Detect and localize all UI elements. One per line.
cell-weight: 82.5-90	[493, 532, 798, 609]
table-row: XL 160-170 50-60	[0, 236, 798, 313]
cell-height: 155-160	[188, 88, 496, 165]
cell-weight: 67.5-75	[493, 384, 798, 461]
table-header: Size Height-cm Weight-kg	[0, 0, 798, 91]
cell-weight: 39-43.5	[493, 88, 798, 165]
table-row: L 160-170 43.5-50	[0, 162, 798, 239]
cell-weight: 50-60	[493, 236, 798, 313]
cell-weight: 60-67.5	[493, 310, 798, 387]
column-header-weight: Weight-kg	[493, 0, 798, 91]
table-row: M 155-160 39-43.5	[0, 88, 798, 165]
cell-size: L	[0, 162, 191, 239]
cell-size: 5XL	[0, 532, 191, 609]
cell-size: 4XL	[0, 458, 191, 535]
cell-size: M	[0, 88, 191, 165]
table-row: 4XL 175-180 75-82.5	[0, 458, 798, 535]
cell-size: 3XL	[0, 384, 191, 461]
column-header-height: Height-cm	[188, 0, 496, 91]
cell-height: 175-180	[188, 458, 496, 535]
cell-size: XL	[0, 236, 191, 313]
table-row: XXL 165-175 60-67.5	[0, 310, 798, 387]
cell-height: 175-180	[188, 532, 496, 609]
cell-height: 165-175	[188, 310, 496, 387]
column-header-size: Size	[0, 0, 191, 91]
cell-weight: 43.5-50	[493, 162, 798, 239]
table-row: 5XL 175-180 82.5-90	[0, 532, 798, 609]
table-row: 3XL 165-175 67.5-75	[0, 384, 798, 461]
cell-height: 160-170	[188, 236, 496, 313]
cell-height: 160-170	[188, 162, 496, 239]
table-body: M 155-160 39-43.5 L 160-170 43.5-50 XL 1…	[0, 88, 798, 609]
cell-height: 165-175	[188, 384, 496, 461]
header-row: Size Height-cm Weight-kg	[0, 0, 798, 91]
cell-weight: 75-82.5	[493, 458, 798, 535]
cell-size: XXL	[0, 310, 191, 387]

:::

ЗАДАНИЕ = Выведите весь материал выше строка за строкой, не меняя ни одного символа.

ОТВЕТ НИЖЕ =
Detect and localize all UI elements. One per line.
cell-weight: 82.5-90	[493, 532, 798, 609]
table-row: XL 160-170 50-60	[0, 236, 798, 313]
cell-height: 155-160	[188, 88, 496, 165]
cell-weight: 67.5-75	[493, 384, 798, 461]
table-header: Size Height-cm Weight-kg	[0, 0, 798, 91]
cell-weight: 39-43.5	[493, 88, 798, 165]
table-row: L 160-170 43.5-50	[0, 162, 798, 239]
cell-weight: 50-60	[493, 236, 798, 313]
cell-weight: 60-67.5	[493, 310, 798, 387]
column-header-weight: Weight-kg	[493, 0, 798, 91]
table-row: M 155-160 39-43.5	[0, 88, 798, 165]
cell-size: L	[0, 162, 191, 239]
cell-size: 5XL	[0, 532, 191, 609]
cell-size: 4XL	[0, 458, 191, 535]
cell-size: M	[0, 88, 191, 165]
table-row: 4XL 175-180 75-82.5	[0, 458, 798, 535]
cell-size: 3XL	[0, 384, 191, 461]
column-header-height: Height-cm	[188, 0, 496, 91]
cell-height: 175-180	[188, 458, 496, 535]
cell-size: XL	[0, 236, 191, 313]
table-row: XXL 165-175 60-67.5	[0, 310, 798, 387]
cell-height: 175-180	[188, 532, 496, 609]
cell-height: 165-175	[188, 310, 496, 387]
column-header-size: Size	[0, 0, 191, 91]
cell-weight: 43.5-50	[493, 162, 798, 239]
table-row: 5XL 175-180 82.5-90	[0, 532, 798, 609]
table-row: 3XL 165-175 67.5-75	[0, 384, 798, 461]
cell-height: 160-170	[188, 236, 496, 313]
cell-height: 160-170	[188, 162, 496, 239]
table-body: M 155-160 39-43.5 L 160-170 43.5-50 XL 1…	[0, 88, 798, 609]
cell-height: 165-175	[188, 384, 496, 461]
header-row: Size Height-cm Weight-kg	[0, 0, 798, 91]
cell-weight: 75-82.5	[493, 458, 798, 535]
cell-size: XXL	[0, 310, 191, 387]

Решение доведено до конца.